TASK GOAL: Pull every line holding the string "JSON" from the records below.

Entries taken from a collection
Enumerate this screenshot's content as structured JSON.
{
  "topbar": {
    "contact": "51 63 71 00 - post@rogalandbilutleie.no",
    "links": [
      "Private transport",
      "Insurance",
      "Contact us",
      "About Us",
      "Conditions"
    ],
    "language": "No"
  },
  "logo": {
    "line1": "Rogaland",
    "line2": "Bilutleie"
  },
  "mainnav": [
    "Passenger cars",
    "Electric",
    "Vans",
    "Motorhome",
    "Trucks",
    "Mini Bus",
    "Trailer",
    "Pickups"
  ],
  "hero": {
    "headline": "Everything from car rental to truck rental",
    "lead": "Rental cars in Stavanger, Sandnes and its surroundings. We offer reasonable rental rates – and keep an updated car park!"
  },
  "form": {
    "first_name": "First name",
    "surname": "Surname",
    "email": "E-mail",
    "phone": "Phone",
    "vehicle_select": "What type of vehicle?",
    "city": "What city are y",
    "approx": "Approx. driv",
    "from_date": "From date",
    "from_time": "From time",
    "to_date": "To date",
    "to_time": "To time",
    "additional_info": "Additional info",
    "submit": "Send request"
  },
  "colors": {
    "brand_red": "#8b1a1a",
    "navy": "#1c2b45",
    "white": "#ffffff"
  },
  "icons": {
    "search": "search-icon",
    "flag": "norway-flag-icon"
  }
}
--
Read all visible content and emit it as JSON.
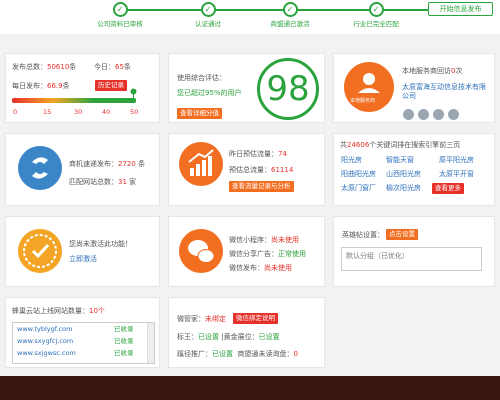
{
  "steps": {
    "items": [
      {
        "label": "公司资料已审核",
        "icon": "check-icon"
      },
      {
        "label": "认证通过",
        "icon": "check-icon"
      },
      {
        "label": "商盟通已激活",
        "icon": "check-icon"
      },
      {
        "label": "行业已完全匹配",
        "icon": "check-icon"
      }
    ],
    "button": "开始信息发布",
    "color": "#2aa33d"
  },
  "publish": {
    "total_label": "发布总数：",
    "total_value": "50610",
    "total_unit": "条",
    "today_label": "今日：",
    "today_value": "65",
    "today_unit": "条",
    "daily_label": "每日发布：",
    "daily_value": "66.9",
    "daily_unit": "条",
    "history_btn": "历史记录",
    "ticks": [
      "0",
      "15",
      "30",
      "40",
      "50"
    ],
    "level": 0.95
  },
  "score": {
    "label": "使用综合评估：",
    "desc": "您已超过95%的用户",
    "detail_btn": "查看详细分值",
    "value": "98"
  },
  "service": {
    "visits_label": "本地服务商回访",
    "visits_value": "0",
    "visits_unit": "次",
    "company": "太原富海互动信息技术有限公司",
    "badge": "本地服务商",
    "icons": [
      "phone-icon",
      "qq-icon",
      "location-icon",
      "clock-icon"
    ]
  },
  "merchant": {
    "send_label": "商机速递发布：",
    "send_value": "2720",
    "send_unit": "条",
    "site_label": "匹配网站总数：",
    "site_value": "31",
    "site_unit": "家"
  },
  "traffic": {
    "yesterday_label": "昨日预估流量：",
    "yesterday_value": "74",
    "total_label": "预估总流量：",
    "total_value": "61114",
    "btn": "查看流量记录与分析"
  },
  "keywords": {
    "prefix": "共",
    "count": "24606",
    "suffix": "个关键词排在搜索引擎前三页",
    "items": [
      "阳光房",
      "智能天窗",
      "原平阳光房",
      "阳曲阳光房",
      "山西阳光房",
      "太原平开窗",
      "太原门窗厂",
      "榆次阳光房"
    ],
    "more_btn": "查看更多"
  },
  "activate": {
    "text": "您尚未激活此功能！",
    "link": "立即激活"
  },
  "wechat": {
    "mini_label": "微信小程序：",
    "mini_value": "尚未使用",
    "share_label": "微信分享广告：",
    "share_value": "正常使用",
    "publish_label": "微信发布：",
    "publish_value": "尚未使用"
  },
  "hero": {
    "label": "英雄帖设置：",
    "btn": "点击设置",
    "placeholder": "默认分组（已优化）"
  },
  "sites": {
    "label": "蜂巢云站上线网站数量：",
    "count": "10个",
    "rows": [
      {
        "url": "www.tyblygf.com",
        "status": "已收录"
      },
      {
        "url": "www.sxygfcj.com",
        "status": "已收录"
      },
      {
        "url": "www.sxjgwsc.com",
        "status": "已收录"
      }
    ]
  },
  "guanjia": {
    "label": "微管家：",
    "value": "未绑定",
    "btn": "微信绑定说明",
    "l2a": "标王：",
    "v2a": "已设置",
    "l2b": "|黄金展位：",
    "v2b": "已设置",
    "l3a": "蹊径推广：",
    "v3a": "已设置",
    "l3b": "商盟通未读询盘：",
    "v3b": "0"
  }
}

RESULT OF THIS TASK:
Enumerate this screenshot's content as structured JSON.
Read all visible content and emit it as JSON.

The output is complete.